TASK GOAL »
Single out the lines of the material that contain "regula" and copy them.

Dataset items
——

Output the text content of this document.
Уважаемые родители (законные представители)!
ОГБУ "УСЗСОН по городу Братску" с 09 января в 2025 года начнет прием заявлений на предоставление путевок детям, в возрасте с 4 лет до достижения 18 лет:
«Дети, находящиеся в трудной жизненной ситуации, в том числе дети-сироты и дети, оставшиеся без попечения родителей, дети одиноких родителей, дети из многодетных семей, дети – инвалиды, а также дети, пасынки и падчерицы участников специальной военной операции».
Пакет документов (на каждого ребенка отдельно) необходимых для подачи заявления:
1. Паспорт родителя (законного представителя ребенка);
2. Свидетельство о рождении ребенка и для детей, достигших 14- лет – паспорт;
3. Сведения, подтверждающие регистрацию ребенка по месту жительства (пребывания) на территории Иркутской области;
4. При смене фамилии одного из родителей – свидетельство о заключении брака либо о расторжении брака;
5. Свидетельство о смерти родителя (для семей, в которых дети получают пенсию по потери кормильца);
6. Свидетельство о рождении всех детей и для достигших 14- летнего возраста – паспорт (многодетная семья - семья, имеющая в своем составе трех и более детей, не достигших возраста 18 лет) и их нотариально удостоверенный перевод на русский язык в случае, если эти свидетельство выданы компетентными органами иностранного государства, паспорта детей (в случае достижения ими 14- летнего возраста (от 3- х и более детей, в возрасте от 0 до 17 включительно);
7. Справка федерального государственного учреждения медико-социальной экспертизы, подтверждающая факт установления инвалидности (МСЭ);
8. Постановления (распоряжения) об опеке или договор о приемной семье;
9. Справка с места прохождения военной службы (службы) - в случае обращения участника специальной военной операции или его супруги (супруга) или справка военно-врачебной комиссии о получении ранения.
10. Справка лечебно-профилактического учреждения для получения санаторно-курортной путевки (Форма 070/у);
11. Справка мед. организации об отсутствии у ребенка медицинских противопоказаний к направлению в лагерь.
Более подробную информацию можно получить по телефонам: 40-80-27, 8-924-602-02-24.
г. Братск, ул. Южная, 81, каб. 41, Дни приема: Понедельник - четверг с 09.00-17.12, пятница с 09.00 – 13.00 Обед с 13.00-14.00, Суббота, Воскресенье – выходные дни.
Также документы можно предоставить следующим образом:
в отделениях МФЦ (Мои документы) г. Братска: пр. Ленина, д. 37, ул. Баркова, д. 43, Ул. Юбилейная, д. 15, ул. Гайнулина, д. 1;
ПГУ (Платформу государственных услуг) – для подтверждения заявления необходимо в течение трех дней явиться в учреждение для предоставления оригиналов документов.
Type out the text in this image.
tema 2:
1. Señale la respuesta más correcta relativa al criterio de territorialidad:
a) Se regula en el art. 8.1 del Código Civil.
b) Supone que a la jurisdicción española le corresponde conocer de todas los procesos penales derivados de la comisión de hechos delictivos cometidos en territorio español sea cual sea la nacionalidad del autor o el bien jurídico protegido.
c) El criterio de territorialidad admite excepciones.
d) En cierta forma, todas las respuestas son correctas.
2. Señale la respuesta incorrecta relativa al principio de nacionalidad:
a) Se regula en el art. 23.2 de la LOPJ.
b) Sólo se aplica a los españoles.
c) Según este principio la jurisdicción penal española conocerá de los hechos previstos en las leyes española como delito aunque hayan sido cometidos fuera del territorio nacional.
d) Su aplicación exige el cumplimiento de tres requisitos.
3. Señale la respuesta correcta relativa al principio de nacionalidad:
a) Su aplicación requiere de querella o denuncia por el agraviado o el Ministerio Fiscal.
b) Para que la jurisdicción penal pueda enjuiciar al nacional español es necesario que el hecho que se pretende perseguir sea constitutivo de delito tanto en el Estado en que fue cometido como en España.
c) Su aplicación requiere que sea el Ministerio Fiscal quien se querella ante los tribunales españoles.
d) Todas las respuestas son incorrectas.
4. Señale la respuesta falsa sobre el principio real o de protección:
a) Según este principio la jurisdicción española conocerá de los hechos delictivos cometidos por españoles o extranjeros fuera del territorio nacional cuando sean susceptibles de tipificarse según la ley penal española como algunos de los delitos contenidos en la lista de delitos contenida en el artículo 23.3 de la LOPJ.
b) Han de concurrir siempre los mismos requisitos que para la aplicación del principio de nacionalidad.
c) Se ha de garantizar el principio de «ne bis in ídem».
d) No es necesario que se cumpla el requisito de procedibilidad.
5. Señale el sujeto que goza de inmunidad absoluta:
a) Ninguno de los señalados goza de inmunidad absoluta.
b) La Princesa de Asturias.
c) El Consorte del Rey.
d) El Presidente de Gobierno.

——

OUTPUT »
a) Se regula en el art. 8.1 del Código Civil.
a) Se regula en el art. 23.2 de la LOPJ.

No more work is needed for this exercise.